(Extracted data entries)
::::

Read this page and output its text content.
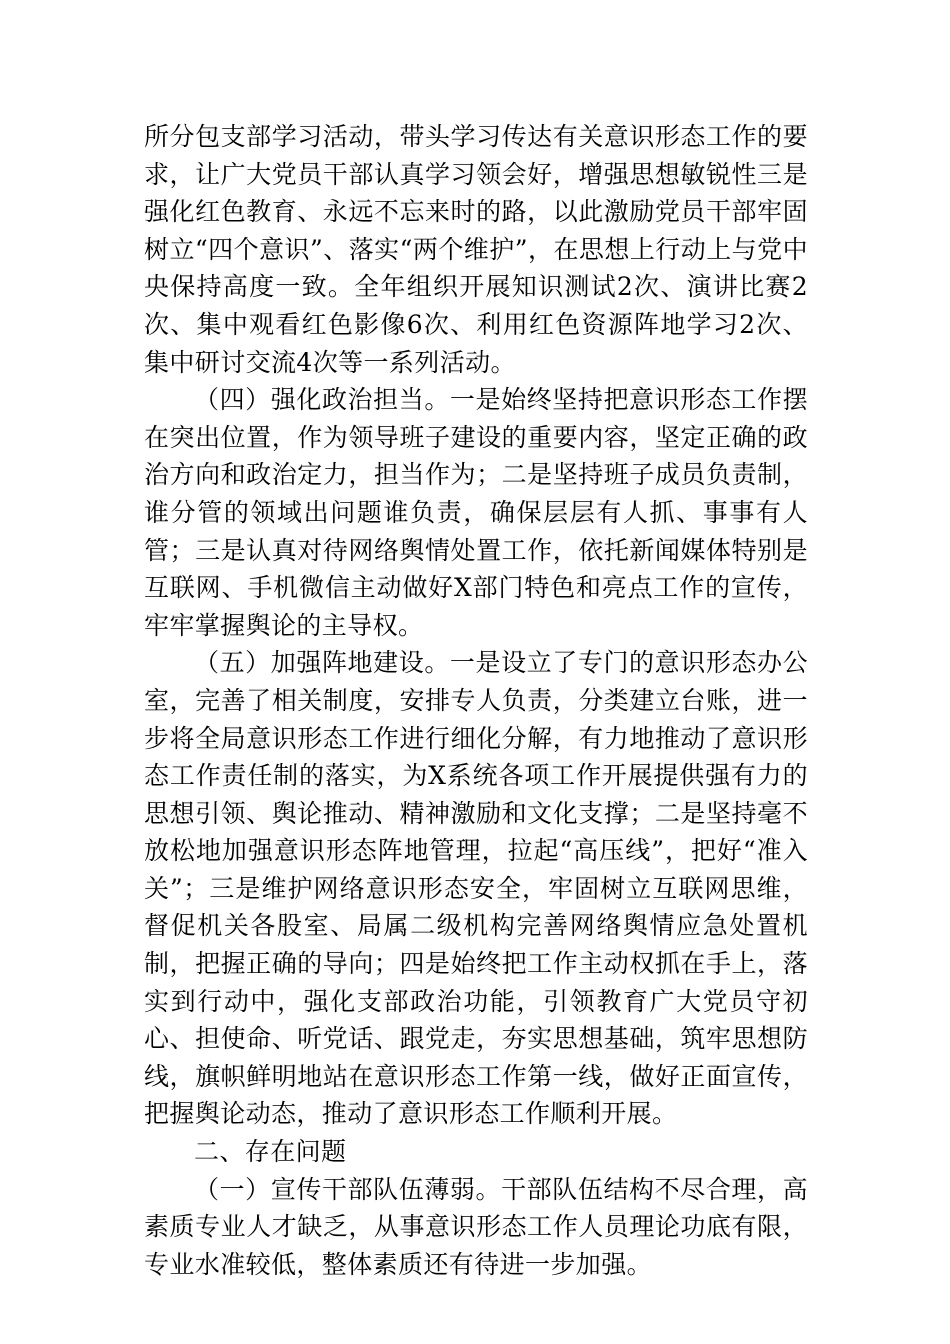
所分包支部学习活动，带头学习传达有关意识形态工作的要求，让广大党员干部认真学习领会好，增强思想敏锐性三是强化红色教育、永远不忘来时的路，以此激励党员干部牢固树立“四个意识”、落实“两个维护”，在思想上行动上与党中央保持高度一致。全年组织开展知识测试2次、演讲比赛2次、集中观看红色影像6次、利用红色资源阵地学习2次、集中研讨交流4次等一系列活动。

（四）强化政治担当。一是始终坚持把意识形态工作摆在突出位置，作为领导班子建设的重要内容，坚定正确的政治方向和政治定力，担当作为；二是坚持班子成员负责制，谁分管的领域出问题谁负责，确保层层有人抓、事事有人管；三是认真对待网络舆情处置工作，依托新闻媒体特别是互联网、手机微信主动做好X部门特色和亮点工作的宣传，牢牢掌握舆论的主导权。

（五）加强阵地建设。一是设立了专门的意识形态办公室，完善了相关制度，安排专人负责，分类建立台账，进一步将全局意识形态工作进行细化分解，有力地推动了意识形态工作责任制的落实，为X系统各项工作开展提供强有力的思想引领、舆论推动、精神激励和文化支撑；二是坚持毫不放松地加强意识形态阵地管理，拉起“高压线”，把好“准入关”；三是维护网络意识形态安全，牢固树立互联网思维，督促机关各股室、局属二级机构完善网络舆情应急处置机制，把握正确的导向；四是始终把工作主动权抓在手上，落实到行动中，强化支部政治功能，引领教育广大党员守初心、担使命、听党话、跟党走，夯实思想基础，筑牢思想防线，旗帜鲜明地站在意识形态工作第一线，做好正面宣传，把握舆论动态，推动了意识形态工作顺利开展。

二、存在问题

（一）宣传干部队伍薄弱。干部队伍结构不尽合理，高素质专业人才缺乏，从事意识形态工作人员理论功底有限，专业水准较低，整体素质还有待进一步加强。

::::

| Task brief |
Quote each record exactly as it stands, minus the pictures.

| Task output |
Read this page and output its text content.
所分包支部学习活动，带头学习传达有关意识形态工作的要求，让广大党员干部认真学习领会好，增强思想敏锐性三是强化红色教育、永远不忘来时的路，以此激励党员干部牢固树立“四个意识”、落实“两个维护”，在思想上行动上与党中央保持高度一致。全年组织开展知识测试2次、演讲比赛2次、集中观看红色影像6次、利用红色资源阵地学习2次、集中研讨交流4次等一系列活动。

（四）强化政治担当。一是始终坚持把意识形态工作摆在突出位置，作为领导班子建设的重要内容，坚定正确的政治方向和政治定力，担当作为；二是坚持班子成员负责制，谁分管的领域出问题谁负责，确保层层有人抓、事事有人管；三是认真对待网络舆情处置工作，依托新闻媒体特别是互联网、手机微信主动做好X部门特色和亮点工作的宣传，牢牢掌握舆论的主导权。

（五）加强阵地建设。一是设立了专门的意识形态办公室，完善了相关制度，安排专人负责，分类建立台账，进一步将全局意识形态工作进行细化分解，有力地推动了意识形态工作责任制的落实，为X系统各项工作开展提供强有力的思想引领、舆论推动、精神激励和文化支撑；二是坚持毫不放松地加强意识形态阵地管理，拉起“高压线”，把好“准入关”；三是维护网络意识形态安全，牢固树立互联网思维，督促机关各股室、局属二级机构完善网络舆情应急处置机制，把握正确的导向；四是始终把工作主动权抓在手上，落实到行动中，强化支部政治功能，引领教育广大党员守初心、担使命、听党话、跟党走，夯实思想基础，筑牢思想防线，旗帜鲜明地站在意识形态工作第一线，做好正面宣传，把握舆论动态，推动了意识形态工作顺利开展。

二、存在问题

（一）宣传干部队伍薄弱。干部队伍结构不尽合理，高素质专业人才缺乏，从事意识形态工作人员理论功底有限，专业水准较低，整体素质还有待进一步加强。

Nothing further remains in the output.